BRIEF: Write out the entries again exactly as they are given.

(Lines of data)
==================================================
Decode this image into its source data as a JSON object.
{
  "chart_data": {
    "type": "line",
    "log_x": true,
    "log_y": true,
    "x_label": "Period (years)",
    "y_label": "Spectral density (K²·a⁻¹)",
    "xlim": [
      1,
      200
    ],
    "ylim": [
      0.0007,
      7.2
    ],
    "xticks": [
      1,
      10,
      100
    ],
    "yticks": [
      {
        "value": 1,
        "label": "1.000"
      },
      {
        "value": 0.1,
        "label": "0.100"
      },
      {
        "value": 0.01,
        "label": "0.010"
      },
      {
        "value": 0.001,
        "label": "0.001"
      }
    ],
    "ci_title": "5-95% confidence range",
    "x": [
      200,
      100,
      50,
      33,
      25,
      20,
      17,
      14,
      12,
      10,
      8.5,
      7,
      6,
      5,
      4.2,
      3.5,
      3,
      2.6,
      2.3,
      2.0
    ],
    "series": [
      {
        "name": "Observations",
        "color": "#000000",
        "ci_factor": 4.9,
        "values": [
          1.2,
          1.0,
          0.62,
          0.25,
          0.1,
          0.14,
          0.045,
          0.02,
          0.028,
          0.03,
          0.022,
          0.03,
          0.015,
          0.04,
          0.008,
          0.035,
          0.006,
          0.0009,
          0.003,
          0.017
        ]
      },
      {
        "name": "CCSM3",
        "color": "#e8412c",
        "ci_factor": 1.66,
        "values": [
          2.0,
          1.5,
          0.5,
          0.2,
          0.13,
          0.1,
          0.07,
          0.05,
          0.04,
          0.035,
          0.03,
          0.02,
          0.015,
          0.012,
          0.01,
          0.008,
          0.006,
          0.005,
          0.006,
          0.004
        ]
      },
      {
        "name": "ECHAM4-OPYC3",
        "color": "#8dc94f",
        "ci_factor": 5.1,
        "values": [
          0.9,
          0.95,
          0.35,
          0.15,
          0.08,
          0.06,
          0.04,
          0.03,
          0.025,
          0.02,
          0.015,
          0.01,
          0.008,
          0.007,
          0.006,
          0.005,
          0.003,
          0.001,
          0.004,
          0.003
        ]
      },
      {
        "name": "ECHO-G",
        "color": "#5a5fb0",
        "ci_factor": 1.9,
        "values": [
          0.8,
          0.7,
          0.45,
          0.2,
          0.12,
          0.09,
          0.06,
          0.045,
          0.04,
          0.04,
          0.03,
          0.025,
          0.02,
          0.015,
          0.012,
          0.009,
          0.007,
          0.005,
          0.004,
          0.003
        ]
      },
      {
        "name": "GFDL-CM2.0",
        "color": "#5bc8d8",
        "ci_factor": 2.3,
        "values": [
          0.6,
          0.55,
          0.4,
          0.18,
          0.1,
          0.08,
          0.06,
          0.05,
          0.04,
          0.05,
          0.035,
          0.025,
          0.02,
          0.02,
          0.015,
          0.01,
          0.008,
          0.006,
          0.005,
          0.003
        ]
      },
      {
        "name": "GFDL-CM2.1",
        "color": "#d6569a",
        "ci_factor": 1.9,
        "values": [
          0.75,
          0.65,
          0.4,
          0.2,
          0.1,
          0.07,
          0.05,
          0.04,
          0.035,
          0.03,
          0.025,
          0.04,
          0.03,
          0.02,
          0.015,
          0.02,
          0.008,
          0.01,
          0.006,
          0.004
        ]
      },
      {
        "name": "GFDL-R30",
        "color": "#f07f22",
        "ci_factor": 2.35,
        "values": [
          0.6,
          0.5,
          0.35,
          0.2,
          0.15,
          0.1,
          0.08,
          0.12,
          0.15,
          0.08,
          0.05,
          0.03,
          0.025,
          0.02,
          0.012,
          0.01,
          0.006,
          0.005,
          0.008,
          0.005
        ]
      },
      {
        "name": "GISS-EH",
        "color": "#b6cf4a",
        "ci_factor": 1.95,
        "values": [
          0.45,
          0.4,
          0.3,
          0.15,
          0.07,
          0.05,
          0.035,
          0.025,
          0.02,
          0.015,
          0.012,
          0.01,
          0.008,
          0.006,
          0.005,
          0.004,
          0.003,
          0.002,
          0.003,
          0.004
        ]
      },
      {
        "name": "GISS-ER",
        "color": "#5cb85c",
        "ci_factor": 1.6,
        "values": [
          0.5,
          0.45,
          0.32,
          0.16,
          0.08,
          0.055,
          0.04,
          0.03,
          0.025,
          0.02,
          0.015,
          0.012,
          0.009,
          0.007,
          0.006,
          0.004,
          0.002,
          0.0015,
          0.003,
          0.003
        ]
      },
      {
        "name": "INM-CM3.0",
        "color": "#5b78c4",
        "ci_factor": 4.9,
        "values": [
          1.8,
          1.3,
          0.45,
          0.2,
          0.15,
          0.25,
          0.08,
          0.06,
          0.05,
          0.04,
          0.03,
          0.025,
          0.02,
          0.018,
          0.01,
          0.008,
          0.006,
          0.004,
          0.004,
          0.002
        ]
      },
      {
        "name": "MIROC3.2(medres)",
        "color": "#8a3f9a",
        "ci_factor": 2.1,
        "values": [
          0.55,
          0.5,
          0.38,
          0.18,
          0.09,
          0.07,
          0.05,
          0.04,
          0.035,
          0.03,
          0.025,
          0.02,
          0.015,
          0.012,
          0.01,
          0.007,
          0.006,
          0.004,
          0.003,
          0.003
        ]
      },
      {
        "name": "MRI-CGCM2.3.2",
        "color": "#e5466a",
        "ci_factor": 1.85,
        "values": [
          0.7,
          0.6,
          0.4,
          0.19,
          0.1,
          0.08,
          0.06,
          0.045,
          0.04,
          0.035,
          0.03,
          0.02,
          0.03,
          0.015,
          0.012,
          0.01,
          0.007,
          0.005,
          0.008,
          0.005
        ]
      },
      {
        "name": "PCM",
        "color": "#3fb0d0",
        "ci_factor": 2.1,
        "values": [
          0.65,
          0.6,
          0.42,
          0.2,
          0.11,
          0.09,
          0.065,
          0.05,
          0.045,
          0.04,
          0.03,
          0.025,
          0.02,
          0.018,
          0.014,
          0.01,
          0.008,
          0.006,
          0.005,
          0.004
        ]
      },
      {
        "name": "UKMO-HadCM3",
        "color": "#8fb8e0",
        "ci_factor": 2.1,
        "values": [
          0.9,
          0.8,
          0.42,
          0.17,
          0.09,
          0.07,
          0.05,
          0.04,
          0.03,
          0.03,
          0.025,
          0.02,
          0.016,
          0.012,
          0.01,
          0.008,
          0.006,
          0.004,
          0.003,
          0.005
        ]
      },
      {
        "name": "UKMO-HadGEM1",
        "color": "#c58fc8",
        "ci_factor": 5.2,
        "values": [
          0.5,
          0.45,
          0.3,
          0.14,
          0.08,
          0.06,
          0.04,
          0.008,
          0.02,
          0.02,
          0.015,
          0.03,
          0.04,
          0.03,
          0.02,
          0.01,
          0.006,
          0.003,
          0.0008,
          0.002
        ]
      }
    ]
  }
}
==================================================
WRITTEN ANSWER:
Decode this image into its source data as a JSON object.
{
  "chart_data": {
    "type": "line",
    "log_x": true,
    "log_y": true,
    "x_label": "Period (years)",
    "y_label": "Spectral density (K²·a⁻¹)",
    "xlim": [
      1,
      200
    ],
    "ylim": [
      0.0007,
      7.2
    ],
    "xticks": [
      1,
      10,
      100
    ],
    "yticks": [
      {
        "value": 1,
        "label": "1.000"
      },
      {
        "value": 0.1,
        "label": "0.100"
      },
      {
        "value": 0.01,
        "label": "0.010"
      },
      {
        "value": 0.001,
        "label": "0.001"
      }
    ],
    "ci_title": "5-95% confidence range",
    "x": [
      200,
      100,
      50,
      33,
      25,
      20,
      17,
      14,
      12,
      10,
      8.5,
      7,
      6,
      5,
      4.2,
      3.5,
      3,
      2.6,
      2.3,
      2.0
    ],
    "series": [
      {
        "name": "Observations",
        "color": "#000000",
        "ci_factor": 4.9,
        "values": [
          1.2,
          1.0,
          0.62,
          0.25,
          0.1,
          0.14,
          0.045,
          0.02,
          0.028,
          0.03,
          0.022,
          0.03,
          0.015,
          0.04,
          0.008,
          0.035,
          0.006,
          0.0009,
          0.003,
          0.017
        ]
      },
      {
        "name": "CCSM3",
        "color": "#e8412c",
        "ci_factor": 1.66,
        "values": [
          2.0,
          1.5,
          0.5,
          0.2,
          0.13,
          0.1,
          0.07,
          0.05,
          0.04,
          0.035,
          0.03,
          0.02,
          0.015,
          0.012,
          0.01,
          0.008,
          0.006,
          0.005,
          0.006,
          0.004
        ]
      },
      {
        "name": "ECHAM4-OPYC3",
        "color": "#8dc94f",
        "ci_factor": 5.1,
        "values": [
          0.9,
          0.95,
          0.35,
          0.15,
          0.08,
          0.06,
          0.04,
          0.03,
          0.025,
          0.02,
          0.015,
          0.01,
          0.008,
          0.007,
          0.006,
          0.005,
          0.003,
          0.001,
          0.004,
          0.003
        ]
      },
      {
        "name": "ECHO-G",
        "color": "#5a5fb0",
        "ci_factor": 1.9,
        "values": [
          0.8,
          0.7,
          0.45,
          0.2,
          0.12,
          0.09,
          0.06,
          0.045,
          0.04,
          0.04,
          0.03,
          0.025,
          0.02,
          0.015,
          0.012,
          0.009,
          0.007,
          0.005,
          0.004,
          0.003
        ]
      },
      {
        "name": "GFDL-CM2.0",
        "color": "#5bc8d8",
        "ci_factor": 2.3,
        "values": [
          0.6,
          0.55,
          0.4,
          0.18,
          0.1,
          0.08,
          0.06,
          0.05,
          0.04,
          0.05,
          0.035,
          0.025,
          0.02,
          0.02,
          0.015,
          0.01,
          0.008,
          0.006,
          0.005,
          0.003
        ]
      },
      {
        "name": "GFDL-CM2.1",
        "color": "#d6569a",
        "ci_factor": 1.9,
        "values": [
          0.75,
          0.65,
          0.4,
          0.2,
          0.1,
          0.07,
          0.05,
          0.04,
          0.035,
          0.03,
          0.025,
          0.04,
          0.03,
          0.02,
          0.015,
          0.02,
          0.008,
          0.01,
          0.006,
          0.004
        ]
      },
      {
        "name": "GFDL-R30",
        "color": "#f07f22",
        "ci_factor": 2.35,
        "values": [
          0.6,
          0.5,
          0.35,
          0.2,
          0.15,
          0.1,
          0.08,
          0.12,
          0.15,
          0.08,
          0.05,
          0.03,
          0.025,
          0.02,
          0.012,
          0.01,
          0.006,
          0.005,
          0.008,
          0.005
        ]
      },
      {
        "name": "GISS-EH",
        "color": "#b6cf4a",
        "ci_factor": 1.95,
        "values": [
          0.45,
          0.4,
          0.3,
          0.15,
          0.07,
          0.05,
          0.035,
          0.025,
          0.02,
          0.015,
          0.012,
          0.01,
          0.008,
          0.006,
          0.005,
          0.004,
          0.003,
          0.002,
          0.003,
          0.004
        ]
      },
      {
        "name": "GISS-ER",
        "color": "#5cb85c",
        "ci_factor": 1.6,
        "values": [
          0.5,
          0.45,
          0.32,
          0.16,
          0.08,
          0.055,
          0.04,
          0.03,
          0.025,
          0.02,
          0.015,
          0.012,
          0.009,
          0.007,
          0.006,
          0.004,
          0.002,
          0.0015,
          0.003,
          0.003
        ]
      },
      {
        "name": "INM-CM3.0",
        "color": "#5b78c4",
        "ci_factor": 4.9,
        "values": [
          1.8,
          1.3,
          0.45,
          0.2,
          0.15,
          0.25,
          0.08,
          0.06,
          0.05,
          0.04,
          0.03,
          0.025,
          0.02,
          0.018,
          0.01,
          0.008,
          0.006,
          0.004,
          0.004,
          0.002
        ]
      },
      {
        "name": "MIROC3.2(medres)",
        "color": "#8a3f9a",
        "ci_factor": 2.1,
        "values": [
          0.55,
          0.5,
          0.38,
          0.18,
          0.09,
          0.07,
          0.05,
          0.04,
          0.035,
          0.03,
          0.025,
          0.02,
          0.015,
          0.012,
          0.01,
          0.007,
          0.006,
          0.004,
          0.003,
          0.003
        ]
      },
      {
        "name": "MRI-CGCM2.3.2",
        "color": "#e5466a",
        "ci_factor": 1.85,
        "values": [
          0.7,
          0.6,
          0.4,
          0.19,
          0.1,
          0.08,
          0.06,
          0.045,
          0.04,
          0.035,
          0.03,
          0.02,
          0.03,
          0.015,
          0.012,
          0.01,
          0.007,
          0.005,
          0.008,
          0.005
        ]
      },
      {
        "name": "PCM",
        "color": "#3fb0d0",
        "ci_factor": 2.1,
        "values": [
          0.65,
          0.6,
          0.42,
          0.2,
          0.11,
          0.09,
          0.065,
          0.05,
          0.045,
          0.04,
          0.03,
          0.025,
          0.02,
          0.018,
          0.014,
          0.01,
          0.008,
          0.006,
          0.005,
          0.004
        ]
      },
      {
        "name": "UKMO-HadCM3",
        "color": "#8fb8e0",
        "ci_factor": 2.1,
        "values": [
          0.9,
          0.8,
          0.42,
          0.17,
          0.09,
          0.07,
          0.05,
          0.04,
          0.03,
          0.03,
          0.025,
          0.02,
          0.016,
          0.012,
          0.01,
          0.008,
          0.006,
          0.004,
          0.003,
          0.005
        ]
      },
      {
        "name": "UKMO-HadGEM1",
        "color": "#c58fc8",
        "ci_factor": 5.2,
        "values": [
          0.5,
          0.45,
          0.3,
          0.14,
          0.08,
          0.06,
          0.04,
          0.008,
          0.02,
          0.02,
          0.015,
          0.03,
          0.04,
          0.03,
          0.02,
          0.01,
          0.006,
          0.003,
          0.0008,
          0.002
        ]
      }
    ]
  }
}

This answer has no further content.